#### PROBLEM TO WORK ON
Copy each line below in which the string "your" occurs.
** START OF AVAILABLE DATA **
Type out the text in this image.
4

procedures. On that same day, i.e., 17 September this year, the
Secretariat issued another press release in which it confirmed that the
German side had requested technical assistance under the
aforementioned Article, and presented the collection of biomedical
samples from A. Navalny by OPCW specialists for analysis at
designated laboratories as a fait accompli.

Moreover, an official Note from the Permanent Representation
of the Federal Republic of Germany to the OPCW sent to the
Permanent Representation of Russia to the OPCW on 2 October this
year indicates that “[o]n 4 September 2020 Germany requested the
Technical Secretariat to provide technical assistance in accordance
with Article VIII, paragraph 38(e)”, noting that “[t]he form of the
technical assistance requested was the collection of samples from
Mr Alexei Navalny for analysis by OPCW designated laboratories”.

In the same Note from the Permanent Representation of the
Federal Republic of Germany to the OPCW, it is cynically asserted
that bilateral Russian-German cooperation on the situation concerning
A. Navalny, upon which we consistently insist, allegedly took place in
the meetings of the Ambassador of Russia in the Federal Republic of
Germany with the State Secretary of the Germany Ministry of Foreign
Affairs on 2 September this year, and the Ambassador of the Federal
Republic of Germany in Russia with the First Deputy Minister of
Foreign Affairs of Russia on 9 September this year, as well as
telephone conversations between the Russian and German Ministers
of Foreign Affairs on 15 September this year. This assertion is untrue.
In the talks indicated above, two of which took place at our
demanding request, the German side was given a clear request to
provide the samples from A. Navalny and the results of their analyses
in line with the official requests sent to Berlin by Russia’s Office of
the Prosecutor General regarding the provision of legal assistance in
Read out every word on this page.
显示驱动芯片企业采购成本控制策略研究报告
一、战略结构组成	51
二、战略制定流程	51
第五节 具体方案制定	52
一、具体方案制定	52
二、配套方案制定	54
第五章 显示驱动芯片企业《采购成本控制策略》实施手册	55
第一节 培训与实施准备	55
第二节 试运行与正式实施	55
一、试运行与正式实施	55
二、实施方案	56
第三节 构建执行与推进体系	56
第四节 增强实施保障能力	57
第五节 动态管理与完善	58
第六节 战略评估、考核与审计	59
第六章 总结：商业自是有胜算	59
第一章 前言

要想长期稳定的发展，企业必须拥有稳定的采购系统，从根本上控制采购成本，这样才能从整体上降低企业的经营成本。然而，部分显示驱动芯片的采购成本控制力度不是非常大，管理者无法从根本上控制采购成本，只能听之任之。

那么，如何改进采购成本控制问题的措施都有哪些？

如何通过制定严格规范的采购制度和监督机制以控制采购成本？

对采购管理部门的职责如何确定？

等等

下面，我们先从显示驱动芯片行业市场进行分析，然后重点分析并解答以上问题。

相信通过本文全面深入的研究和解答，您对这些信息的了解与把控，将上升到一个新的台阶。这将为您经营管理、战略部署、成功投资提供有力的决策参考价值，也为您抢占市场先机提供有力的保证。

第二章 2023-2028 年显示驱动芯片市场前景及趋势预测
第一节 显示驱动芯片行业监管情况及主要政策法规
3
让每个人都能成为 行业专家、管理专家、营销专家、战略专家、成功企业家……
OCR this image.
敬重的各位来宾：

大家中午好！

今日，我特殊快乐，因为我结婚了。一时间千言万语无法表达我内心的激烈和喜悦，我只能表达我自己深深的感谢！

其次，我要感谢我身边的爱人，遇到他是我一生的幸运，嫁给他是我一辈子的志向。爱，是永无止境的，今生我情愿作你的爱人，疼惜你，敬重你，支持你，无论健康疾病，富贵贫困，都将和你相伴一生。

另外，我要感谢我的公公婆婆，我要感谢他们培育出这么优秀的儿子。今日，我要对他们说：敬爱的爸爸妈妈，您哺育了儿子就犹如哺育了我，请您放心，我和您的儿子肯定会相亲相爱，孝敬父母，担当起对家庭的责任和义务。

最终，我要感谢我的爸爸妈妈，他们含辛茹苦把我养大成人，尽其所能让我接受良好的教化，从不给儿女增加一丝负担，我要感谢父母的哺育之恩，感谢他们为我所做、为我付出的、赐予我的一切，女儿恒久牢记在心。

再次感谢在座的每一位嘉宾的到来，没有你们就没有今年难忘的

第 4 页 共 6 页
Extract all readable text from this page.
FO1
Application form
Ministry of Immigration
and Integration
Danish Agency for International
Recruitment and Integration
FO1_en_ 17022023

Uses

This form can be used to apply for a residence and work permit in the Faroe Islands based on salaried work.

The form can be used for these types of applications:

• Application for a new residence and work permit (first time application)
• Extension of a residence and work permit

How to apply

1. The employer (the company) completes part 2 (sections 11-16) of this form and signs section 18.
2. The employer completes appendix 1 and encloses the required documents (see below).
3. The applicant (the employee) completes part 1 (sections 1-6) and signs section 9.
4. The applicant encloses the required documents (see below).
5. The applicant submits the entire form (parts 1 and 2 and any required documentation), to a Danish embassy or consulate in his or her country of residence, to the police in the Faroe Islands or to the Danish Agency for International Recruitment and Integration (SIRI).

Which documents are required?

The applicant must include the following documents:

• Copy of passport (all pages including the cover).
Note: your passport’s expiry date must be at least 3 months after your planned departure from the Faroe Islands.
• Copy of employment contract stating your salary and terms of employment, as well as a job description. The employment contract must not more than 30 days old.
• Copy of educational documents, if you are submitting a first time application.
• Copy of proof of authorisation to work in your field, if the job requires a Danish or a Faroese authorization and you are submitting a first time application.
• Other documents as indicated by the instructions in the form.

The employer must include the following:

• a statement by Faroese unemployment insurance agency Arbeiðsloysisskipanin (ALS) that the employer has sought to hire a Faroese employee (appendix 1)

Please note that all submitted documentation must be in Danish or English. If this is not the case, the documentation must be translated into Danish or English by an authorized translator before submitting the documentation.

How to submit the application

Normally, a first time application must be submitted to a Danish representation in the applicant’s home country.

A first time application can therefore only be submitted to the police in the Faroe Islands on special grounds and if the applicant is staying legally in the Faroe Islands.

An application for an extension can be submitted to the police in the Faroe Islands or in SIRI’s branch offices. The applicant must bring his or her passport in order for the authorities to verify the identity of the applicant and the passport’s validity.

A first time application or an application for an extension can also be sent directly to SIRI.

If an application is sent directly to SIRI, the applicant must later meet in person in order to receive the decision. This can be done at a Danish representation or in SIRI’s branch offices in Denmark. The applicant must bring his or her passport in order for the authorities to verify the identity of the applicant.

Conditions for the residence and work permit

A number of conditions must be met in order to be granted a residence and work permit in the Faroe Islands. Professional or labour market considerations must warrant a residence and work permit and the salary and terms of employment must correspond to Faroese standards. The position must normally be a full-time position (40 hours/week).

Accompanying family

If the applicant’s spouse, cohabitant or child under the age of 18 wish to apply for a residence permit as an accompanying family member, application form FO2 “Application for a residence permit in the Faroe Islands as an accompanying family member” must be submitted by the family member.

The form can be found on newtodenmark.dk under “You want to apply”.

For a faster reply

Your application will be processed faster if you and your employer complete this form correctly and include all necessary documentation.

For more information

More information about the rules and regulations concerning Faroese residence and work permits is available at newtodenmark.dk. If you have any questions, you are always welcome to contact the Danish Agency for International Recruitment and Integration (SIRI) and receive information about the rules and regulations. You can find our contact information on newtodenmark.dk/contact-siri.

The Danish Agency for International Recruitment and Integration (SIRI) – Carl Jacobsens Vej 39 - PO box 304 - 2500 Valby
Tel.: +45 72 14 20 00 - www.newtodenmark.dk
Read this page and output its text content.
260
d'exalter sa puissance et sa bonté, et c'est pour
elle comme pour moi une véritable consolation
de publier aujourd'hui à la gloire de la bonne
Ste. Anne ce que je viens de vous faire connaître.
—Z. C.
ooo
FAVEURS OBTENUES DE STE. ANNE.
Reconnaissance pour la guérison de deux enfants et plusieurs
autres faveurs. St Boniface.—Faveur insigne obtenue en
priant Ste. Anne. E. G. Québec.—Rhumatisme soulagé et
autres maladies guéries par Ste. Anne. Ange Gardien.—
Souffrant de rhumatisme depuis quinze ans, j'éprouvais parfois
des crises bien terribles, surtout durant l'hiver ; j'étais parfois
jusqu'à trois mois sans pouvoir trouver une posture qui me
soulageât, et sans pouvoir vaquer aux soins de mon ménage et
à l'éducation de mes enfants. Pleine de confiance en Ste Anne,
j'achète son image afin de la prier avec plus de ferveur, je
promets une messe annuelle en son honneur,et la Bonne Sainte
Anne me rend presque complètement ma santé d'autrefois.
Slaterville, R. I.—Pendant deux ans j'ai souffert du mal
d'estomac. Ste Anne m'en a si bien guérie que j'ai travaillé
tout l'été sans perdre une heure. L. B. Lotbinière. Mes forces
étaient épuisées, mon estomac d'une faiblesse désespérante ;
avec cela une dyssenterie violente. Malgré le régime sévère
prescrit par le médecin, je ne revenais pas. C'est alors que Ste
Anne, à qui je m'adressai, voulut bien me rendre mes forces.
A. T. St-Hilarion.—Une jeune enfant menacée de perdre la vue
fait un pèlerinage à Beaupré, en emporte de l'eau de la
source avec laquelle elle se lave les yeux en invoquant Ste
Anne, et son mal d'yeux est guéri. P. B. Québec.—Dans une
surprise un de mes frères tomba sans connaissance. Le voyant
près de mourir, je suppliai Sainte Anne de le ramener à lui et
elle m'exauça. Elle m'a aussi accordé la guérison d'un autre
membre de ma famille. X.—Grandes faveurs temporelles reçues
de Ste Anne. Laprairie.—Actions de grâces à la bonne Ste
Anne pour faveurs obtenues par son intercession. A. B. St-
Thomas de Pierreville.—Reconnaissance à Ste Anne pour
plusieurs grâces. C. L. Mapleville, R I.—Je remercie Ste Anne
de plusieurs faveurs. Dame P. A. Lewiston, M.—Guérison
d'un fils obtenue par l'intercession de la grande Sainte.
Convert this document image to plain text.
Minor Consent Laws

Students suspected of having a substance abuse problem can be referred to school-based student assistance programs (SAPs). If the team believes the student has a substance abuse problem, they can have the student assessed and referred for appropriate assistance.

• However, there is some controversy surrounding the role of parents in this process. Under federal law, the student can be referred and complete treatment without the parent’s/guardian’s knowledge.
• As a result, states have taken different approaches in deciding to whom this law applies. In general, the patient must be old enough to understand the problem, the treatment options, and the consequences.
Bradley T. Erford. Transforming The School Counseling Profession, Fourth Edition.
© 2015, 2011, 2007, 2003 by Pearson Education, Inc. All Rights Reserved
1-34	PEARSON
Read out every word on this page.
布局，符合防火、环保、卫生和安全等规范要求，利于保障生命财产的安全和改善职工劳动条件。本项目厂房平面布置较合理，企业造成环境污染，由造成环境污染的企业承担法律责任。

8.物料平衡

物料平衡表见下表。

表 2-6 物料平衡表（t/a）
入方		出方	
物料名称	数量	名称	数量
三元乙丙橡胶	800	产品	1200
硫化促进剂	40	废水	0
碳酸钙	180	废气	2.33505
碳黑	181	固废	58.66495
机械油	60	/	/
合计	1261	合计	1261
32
** END OF AVAILABLE DATA **
#### COMPLETE OUTPUT
Note: your passport’s expiry date must be at least 3 months after your planned departure from the Faroe Islands.
• Copy of employment contract stating your salary and terms of employment, as well as a job description. The employment contract must not more than 30 days old.
• Copy of proof of authorisation to work in your field, if the job requires a Danish or a Faroese authorization and you are submitting a first time application.
Your application will be processed faster if you and your employer complete this form correctly and include all necessary documentation.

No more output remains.